*Task statement:* Identify every line in the records below that contains the word "knappen", and reproduce each one.

*Stored rows:*
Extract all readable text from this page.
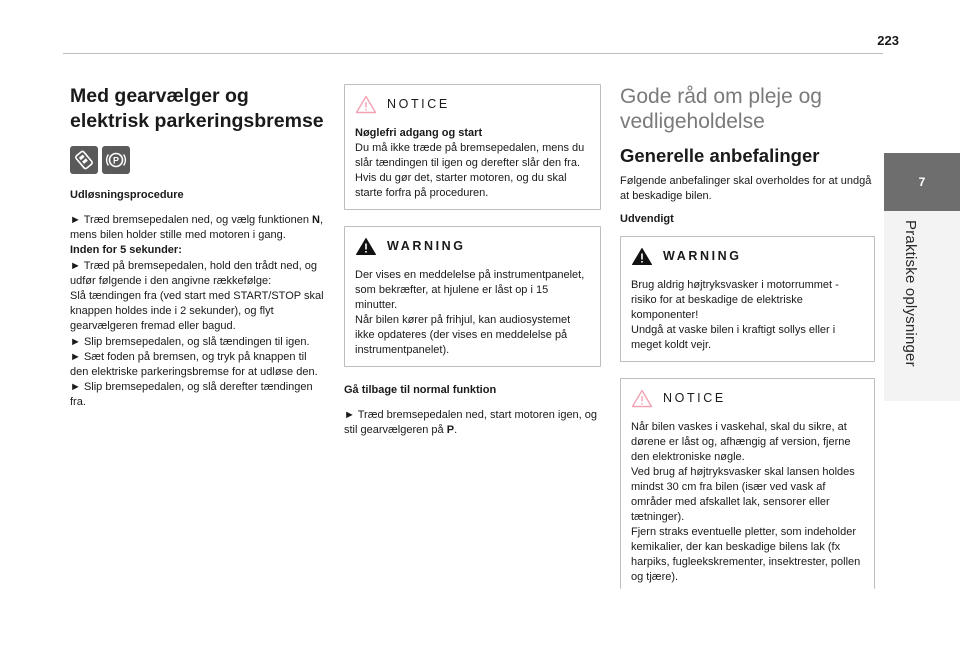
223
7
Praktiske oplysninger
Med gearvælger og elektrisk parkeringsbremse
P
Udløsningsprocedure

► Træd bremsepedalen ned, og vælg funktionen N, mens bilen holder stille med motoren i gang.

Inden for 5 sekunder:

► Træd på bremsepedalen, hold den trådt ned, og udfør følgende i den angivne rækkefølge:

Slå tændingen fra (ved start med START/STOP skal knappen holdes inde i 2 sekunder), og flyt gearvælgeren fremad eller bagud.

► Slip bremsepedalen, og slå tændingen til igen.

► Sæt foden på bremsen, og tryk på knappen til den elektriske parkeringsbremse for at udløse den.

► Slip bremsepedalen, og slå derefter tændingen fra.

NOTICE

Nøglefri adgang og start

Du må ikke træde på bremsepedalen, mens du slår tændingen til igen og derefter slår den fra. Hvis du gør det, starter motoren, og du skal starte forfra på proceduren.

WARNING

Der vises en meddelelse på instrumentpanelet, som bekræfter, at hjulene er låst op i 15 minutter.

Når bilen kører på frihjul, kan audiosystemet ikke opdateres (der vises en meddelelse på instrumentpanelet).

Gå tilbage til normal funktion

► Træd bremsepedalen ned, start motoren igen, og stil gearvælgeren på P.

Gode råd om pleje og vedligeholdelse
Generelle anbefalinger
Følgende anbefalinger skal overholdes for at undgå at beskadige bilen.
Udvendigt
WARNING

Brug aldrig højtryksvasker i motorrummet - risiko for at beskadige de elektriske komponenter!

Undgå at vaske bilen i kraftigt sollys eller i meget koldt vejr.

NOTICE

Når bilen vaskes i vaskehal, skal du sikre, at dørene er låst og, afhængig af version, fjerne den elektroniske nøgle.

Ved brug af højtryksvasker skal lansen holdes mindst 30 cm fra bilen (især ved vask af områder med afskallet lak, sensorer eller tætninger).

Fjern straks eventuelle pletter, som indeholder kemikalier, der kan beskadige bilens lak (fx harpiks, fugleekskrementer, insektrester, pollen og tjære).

* * *

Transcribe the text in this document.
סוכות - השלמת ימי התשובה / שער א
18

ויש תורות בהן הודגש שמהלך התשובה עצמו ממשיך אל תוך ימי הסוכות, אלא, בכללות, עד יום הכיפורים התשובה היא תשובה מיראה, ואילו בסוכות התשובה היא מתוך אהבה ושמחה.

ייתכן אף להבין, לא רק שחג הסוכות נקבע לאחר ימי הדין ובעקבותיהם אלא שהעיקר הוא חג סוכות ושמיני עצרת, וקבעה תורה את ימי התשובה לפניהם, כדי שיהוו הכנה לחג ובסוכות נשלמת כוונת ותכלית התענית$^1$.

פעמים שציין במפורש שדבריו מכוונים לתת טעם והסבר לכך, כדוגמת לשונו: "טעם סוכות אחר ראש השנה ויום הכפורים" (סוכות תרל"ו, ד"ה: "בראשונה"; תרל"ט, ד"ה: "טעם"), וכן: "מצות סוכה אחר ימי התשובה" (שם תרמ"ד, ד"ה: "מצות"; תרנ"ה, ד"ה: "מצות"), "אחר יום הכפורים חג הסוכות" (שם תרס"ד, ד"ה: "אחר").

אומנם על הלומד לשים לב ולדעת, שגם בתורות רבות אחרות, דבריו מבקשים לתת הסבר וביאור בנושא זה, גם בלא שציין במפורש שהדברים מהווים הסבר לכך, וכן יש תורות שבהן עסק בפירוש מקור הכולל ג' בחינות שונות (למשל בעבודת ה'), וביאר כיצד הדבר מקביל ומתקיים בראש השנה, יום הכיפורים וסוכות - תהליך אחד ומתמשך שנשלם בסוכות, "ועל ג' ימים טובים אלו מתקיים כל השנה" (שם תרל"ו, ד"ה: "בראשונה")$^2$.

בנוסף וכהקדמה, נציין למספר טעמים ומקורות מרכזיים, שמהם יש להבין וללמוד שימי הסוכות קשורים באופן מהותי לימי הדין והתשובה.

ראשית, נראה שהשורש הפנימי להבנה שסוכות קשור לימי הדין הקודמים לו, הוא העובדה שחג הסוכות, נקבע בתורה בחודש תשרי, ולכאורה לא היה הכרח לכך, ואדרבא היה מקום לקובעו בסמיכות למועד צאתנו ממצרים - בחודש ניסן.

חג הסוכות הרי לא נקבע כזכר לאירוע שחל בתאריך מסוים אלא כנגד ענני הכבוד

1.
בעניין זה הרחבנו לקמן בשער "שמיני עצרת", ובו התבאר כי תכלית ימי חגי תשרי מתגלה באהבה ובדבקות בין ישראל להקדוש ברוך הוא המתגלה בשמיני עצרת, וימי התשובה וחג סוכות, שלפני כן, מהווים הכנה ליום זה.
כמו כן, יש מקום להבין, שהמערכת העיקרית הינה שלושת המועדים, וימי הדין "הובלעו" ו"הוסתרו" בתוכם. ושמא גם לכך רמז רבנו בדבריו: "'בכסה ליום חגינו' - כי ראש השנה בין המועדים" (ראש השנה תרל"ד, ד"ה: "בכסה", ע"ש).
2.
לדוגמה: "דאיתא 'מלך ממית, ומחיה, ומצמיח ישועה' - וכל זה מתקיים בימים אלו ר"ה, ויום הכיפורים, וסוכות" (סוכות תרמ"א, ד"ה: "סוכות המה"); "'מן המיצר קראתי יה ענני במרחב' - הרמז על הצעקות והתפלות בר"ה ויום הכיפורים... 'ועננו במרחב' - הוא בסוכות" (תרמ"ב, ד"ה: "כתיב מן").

*Completed task:*
Slå tændingen fra (ved start med START/STOP skal knappen holdes inde i 2 sekunder), og flyt gearvælgeren fremad eller bagud.
► Sæt foden på bremsen, og tryk på knappen til den elektriske parkeringsbremse for at udløse den.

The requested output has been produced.